*EXERCISE*. Copy out all the records, word for word.

[Dataset items]
┄┄┄┄┄┄

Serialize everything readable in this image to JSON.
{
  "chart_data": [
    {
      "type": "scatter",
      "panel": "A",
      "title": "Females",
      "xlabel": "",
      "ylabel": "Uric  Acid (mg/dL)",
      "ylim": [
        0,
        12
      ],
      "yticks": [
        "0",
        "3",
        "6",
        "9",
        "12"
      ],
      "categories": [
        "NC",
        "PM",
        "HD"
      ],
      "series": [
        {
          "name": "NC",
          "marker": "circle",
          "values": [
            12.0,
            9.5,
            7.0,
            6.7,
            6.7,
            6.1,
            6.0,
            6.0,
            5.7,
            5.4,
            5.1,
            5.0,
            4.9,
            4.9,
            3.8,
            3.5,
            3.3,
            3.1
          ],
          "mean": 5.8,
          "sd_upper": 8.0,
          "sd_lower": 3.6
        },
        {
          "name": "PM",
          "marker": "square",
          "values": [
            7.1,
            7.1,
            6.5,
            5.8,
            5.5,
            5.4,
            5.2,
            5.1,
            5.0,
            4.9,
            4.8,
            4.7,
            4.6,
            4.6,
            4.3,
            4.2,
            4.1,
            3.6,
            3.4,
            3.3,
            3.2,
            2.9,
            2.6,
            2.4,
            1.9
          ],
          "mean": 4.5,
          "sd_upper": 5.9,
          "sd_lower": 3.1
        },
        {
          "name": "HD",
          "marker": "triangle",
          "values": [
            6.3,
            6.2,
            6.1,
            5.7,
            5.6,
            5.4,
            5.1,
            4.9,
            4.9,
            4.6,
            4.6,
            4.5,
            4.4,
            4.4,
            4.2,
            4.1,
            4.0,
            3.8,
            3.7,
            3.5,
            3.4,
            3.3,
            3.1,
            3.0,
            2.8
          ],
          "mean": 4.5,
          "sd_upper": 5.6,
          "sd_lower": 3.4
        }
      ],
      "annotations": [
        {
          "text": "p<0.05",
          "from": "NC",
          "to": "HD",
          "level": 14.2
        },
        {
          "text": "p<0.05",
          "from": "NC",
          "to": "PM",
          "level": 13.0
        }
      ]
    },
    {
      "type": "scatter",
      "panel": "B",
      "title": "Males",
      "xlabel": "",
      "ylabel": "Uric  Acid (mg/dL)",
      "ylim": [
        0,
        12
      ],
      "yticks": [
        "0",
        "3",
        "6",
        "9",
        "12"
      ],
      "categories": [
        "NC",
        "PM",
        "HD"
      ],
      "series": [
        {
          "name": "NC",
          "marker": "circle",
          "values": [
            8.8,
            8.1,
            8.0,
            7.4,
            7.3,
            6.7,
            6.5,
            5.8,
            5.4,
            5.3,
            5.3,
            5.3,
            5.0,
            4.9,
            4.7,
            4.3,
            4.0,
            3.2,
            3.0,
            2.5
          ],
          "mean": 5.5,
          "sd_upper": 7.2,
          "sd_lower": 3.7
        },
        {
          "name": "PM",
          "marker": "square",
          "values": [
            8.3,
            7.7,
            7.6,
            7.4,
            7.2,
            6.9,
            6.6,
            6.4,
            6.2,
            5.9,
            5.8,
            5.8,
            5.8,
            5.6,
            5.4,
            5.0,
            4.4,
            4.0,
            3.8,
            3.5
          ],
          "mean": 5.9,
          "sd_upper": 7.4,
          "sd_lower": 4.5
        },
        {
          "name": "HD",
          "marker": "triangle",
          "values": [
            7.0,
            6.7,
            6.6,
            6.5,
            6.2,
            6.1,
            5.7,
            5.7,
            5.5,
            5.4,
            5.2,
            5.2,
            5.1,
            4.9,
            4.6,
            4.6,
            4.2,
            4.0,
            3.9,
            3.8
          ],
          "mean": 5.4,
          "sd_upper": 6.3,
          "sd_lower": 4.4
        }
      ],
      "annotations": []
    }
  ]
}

┄┄┄┄┄┄

*OUTPUT BELOW*.
Serialize everything readable in this image to JSON.
{
  "chart_data": [
    {
      "type": "scatter",
      "panel": "A",
      "title": "Females",
      "xlabel": "",
      "ylabel": "Uric  Acid (mg/dL)",
      "ylim": [
        0,
        12
      ],
      "yticks": [
        "0",
        "3",
        "6",
        "9",
        "12"
      ],
      "categories": [
        "NC",
        "PM",
        "HD"
      ],
      "series": [
        {
          "name": "NC",
          "marker": "circle",
          "values": [
            12.0,
            9.5,
            7.0,
            6.7,
            6.7,
            6.1,
            6.0,
            6.0,
            5.7,
            5.4,
            5.1,
            5.0,
            4.9,
            4.9,
            3.8,
            3.5,
            3.3,
            3.1
          ],
          "mean": 5.8,
          "sd_upper": 8.0,
          "sd_lower": 3.6
        },
        {
          "name": "PM",
          "marker": "square",
          "values": [
            7.1,
            7.1,
            6.5,
            5.8,
            5.5,
            5.4,
            5.2,
            5.1,
            5.0,
            4.9,
            4.8,
            4.7,
            4.6,
            4.6,
            4.3,
            4.2,
            4.1,
            3.6,
            3.4,
            3.3,
            3.2,
            2.9,
            2.6,
            2.4,
            1.9
          ],
          "mean": 4.5,
          "sd_upper": 5.9,
          "sd_lower": 3.1
        },
        {
          "name": "HD",
          "marker": "triangle",
          "values": [
            6.3,
            6.2,
            6.1,
            5.7,
            5.6,
            5.4,
            5.1,
            4.9,
            4.9,
            4.6,
            4.6,
            4.5,
            4.4,
            4.4,
            4.2,
            4.1,
            4.0,
            3.8,
            3.7,
            3.5,
            3.4,
            3.3,
            3.1,
            3.0,
            2.8
          ],
          "mean": 4.5,
          "sd_upper": 5.6,
          "sd_lower": 3.4
        }
      ],
      "annotations": [
        {
          "text": "p<0.05",
          "from": "NC",
          "to": "HD",
          "level": 14.2
        },
        {
          "text": "p<0.05",
          "from": "NC",
          "to": "PM",
          "level": 13.0
        }
      ]
    },
    {
      "type": "scatter",
      "panel": "B",
      "title": "Males",
      "xlabel": "",
      "ylabel": "Uric  Acid (mg/dL)",
      "ylim": [
        0,
        12
      ],
      "yticks": [
        "0",
        "3",
        "6",
        "9",
        "12"
      ],
      "categories": [
        "NC",
        "PM",
        "HD"
      ],
      "series": [
        {
          "name": "NC",
          "marker": "circle",
          "values": [
            8.8,
            8.1,
            8.0,
            7.4,
            7.3,
            6.7,
            6.5,
            5.8,
            5.4,
            5.3,
            5.3,
            5.3,
            5.0,
            4.9,
            4.7,
            4.3,
            4.0,
            3.2,
            3.0,
            2.5
          ],
          "mean": 5.5,
          "sd_upper": 7.2,
          "sd_lower": 3.7
        },
        {
          "name": "PM",
          "marker": "square",
          "values": [
            8.3,
            7.7,
            7.6,
            7.4,
            7.2,
            6.9,
            6.6,
            6.4,
            6.2,
            5.9,
            5.8,
            5.8,
            5.8,
            5.6,
            5.4,
            5.0,
            4.4,
            4.0,
            3.8,
            3.5
          ],
          "mean": 5.9,
          "sd_upper": 7.4,
          "sd_lower": 4.5
        },
        {
          "name": "HD",
          "marker": "triangle",
          "values": [
            7.0,
            6.7,
            6.6,
            6.5,
            6.2,
            6.1,
            5.7,
            5.7,
            5.5,
            5.4,
            5.2,
            5.2,
            5.1,
            4.9,
            4.6,
            4.6,
            4.2,
            4.0,
            3.9,
            3.8
          ],
          "mean": 5.4,
          "sd_upper": 6.3,
          "sd_lower": 4.4
        }
      ],
      "annotations": []
    }
  ]
}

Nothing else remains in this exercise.